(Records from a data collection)
__________

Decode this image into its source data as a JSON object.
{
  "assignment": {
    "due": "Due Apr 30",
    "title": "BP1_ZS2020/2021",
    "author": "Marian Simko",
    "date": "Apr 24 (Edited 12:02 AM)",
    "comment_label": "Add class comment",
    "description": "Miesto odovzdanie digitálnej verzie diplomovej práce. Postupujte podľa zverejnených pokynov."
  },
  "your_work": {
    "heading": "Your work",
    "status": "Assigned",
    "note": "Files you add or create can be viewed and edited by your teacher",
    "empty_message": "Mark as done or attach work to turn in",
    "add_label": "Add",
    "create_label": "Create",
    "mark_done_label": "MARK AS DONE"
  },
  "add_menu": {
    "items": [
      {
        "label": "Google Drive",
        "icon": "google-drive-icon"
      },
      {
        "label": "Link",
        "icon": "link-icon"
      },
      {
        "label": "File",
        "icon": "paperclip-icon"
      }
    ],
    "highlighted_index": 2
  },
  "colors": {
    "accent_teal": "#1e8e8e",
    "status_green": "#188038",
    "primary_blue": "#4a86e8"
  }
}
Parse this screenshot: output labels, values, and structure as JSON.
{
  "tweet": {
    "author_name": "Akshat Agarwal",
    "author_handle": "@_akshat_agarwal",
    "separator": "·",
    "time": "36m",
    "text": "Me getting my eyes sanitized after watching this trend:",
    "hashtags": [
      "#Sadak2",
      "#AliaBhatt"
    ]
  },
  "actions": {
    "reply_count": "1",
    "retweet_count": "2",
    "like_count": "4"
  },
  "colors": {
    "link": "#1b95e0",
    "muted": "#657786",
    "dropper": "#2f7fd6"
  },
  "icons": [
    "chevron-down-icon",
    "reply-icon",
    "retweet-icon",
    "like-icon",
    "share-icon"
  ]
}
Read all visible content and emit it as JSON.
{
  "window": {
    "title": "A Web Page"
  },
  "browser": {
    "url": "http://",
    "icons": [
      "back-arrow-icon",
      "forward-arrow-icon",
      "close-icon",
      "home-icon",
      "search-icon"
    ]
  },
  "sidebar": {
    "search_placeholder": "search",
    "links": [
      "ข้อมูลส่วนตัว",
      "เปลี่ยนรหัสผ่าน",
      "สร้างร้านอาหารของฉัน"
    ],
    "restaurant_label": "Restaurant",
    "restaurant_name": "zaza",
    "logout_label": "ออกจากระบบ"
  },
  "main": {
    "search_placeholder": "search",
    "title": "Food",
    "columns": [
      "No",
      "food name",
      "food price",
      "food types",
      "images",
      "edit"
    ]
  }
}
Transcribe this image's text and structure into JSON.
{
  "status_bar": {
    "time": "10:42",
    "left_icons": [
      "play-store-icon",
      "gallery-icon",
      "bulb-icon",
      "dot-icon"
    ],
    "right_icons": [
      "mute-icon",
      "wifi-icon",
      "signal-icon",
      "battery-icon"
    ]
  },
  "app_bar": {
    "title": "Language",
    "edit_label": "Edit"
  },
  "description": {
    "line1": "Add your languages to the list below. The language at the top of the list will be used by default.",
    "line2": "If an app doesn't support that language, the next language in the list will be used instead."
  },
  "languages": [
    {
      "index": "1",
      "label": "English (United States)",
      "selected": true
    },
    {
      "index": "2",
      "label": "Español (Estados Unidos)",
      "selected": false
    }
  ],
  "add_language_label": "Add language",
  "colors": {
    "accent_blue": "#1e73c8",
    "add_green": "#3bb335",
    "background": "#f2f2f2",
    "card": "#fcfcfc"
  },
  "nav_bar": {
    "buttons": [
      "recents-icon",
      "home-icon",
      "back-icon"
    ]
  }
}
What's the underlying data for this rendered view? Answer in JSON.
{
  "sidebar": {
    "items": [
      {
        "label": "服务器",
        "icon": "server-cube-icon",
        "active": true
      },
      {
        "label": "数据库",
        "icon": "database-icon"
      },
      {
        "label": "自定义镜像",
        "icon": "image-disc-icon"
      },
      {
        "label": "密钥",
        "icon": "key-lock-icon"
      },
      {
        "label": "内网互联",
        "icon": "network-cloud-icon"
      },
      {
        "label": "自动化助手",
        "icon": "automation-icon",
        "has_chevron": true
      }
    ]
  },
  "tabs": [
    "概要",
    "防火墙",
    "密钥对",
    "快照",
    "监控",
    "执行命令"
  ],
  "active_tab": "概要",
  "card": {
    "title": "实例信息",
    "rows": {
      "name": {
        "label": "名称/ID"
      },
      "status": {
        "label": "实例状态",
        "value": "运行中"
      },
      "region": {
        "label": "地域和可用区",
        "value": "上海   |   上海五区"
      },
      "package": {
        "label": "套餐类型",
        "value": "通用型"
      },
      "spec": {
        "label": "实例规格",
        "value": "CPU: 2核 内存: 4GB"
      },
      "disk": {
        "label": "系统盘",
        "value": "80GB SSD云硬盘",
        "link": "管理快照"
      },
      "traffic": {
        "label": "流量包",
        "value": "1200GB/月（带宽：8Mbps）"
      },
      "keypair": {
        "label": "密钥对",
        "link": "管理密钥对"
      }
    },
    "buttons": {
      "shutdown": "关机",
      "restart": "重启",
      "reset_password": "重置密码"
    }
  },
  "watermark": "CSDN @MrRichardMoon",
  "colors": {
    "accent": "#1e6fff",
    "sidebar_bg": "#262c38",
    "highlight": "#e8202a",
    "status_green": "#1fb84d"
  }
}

__________

EXERCISE DIRECTIONS
Report back each line of the entries that holds the string "used".

WRITTEN REPLY
    "line1": "Add your languages to the list below. The language at the top of the list will be used by default.",
    "line2": "If an app doesn't support that language, the next language in the list will be used instead."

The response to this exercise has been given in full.